**PROBLEM TO WORK ON**
Collect every line in the records below that contains the word "ylabel".

**** GIVEN DATA ****

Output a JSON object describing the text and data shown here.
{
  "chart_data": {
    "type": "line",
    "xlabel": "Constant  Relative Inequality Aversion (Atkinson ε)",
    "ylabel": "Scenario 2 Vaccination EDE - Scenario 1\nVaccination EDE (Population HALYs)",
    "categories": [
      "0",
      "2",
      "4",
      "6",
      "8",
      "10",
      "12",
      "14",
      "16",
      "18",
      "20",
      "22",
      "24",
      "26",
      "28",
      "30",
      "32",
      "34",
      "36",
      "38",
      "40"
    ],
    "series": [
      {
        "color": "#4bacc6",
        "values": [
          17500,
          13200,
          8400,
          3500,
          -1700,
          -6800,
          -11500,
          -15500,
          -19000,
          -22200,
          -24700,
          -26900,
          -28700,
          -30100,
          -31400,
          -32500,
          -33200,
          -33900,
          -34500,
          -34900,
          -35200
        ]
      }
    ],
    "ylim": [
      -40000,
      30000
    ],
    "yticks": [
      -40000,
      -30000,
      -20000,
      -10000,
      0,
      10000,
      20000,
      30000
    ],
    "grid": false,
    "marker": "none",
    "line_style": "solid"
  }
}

****
**** GIVEN DATA ****

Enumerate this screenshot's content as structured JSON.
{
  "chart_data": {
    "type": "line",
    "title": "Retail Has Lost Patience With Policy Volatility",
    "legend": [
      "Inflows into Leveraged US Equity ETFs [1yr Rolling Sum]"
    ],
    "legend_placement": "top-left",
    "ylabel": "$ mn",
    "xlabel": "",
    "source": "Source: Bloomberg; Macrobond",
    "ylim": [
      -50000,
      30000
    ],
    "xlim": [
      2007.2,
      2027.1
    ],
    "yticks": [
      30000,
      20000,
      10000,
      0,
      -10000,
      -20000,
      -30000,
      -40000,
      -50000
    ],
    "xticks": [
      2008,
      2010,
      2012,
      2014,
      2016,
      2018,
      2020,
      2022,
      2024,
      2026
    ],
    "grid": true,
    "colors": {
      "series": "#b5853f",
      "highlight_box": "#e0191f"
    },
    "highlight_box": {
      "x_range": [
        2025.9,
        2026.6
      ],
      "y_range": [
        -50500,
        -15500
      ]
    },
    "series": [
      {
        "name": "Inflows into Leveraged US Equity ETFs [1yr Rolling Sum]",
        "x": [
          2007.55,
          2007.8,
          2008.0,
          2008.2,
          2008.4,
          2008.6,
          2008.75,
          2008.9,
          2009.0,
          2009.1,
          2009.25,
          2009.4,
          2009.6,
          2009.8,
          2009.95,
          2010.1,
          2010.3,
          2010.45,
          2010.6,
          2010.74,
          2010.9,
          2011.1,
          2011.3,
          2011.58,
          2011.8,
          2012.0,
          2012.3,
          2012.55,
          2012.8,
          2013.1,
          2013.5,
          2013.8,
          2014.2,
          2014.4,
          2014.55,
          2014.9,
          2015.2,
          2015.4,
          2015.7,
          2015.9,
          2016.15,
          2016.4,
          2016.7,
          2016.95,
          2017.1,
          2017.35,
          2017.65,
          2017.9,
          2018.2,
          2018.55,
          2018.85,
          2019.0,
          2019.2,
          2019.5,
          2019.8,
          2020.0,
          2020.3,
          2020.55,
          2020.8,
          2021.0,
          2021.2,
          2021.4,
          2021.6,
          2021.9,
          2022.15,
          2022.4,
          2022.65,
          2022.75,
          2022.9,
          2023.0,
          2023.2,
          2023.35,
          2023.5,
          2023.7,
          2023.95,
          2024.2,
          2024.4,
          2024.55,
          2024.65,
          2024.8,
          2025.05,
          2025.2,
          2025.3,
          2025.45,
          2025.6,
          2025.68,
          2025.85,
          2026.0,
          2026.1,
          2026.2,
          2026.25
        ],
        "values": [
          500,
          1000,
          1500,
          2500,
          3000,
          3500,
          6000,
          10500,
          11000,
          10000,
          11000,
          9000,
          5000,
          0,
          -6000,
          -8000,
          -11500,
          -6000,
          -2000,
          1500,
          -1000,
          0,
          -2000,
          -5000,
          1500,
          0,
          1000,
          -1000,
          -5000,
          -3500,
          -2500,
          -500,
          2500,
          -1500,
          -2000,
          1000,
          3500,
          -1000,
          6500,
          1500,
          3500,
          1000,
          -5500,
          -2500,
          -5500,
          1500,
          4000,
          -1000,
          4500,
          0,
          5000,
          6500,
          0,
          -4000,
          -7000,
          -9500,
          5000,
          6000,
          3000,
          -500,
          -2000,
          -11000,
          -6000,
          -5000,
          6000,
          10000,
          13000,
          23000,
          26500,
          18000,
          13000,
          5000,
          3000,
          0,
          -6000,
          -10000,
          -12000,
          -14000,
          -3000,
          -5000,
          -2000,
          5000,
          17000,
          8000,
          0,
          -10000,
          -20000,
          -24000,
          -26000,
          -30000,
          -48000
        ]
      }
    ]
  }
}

****
**** GIVEN DATA ****

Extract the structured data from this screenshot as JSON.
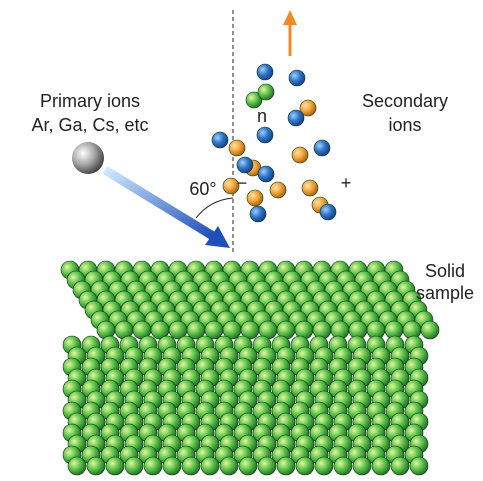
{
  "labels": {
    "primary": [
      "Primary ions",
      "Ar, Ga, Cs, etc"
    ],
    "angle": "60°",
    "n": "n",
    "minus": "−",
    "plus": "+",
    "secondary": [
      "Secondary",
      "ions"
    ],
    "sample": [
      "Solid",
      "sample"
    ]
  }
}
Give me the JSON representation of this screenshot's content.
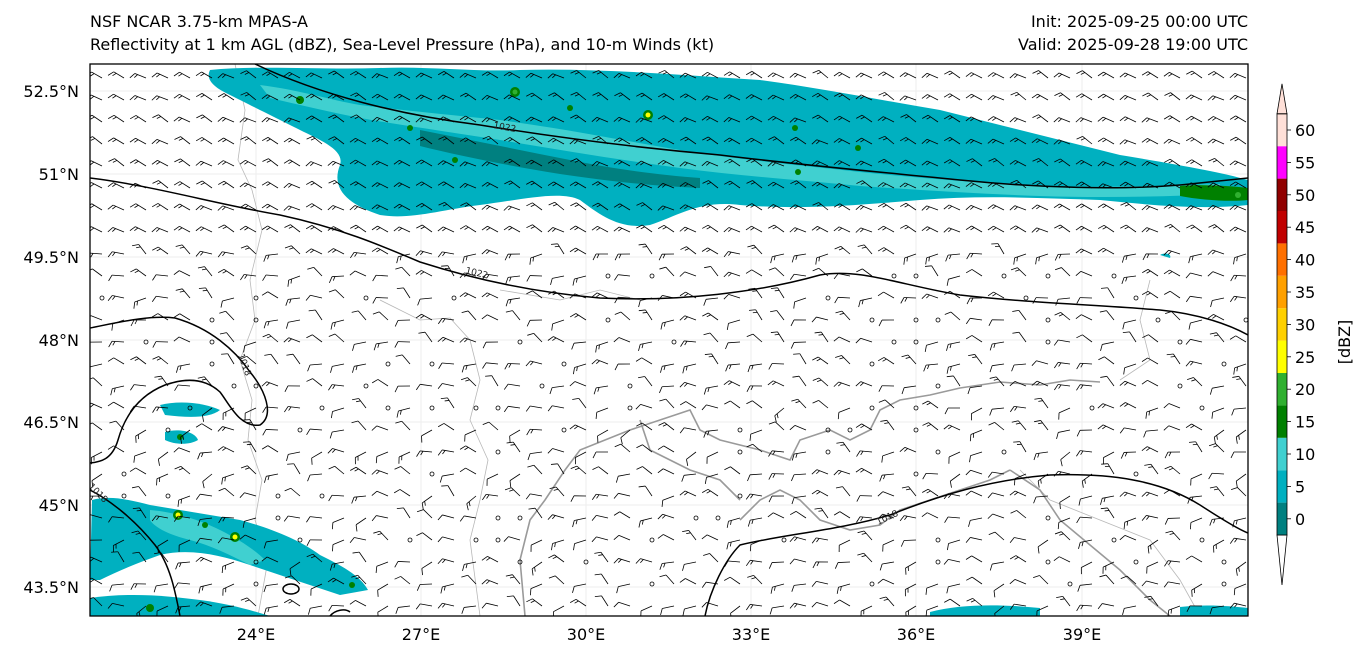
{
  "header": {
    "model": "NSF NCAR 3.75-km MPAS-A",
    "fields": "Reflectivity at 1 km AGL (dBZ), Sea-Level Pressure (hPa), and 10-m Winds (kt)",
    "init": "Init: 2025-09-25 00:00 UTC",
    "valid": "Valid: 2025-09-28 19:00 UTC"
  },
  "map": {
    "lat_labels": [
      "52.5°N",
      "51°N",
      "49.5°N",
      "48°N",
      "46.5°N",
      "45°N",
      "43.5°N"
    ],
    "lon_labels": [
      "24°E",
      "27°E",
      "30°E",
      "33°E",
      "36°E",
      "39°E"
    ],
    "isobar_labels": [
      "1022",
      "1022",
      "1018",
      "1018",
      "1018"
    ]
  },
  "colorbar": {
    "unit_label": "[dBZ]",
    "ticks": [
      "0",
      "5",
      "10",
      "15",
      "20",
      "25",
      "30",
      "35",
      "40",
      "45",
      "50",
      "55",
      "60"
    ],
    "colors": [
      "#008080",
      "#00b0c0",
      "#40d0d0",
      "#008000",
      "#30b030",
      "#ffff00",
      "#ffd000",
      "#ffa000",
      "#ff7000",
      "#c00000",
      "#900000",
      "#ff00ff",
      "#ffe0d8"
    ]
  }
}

****

**EXERCISE SOLUTION**
    "ylabel": "Scenario 2 Vaccination EDE - Scenario 1\nVaccination EDE (Population HALYs)",
    "ylabel": "$ mn",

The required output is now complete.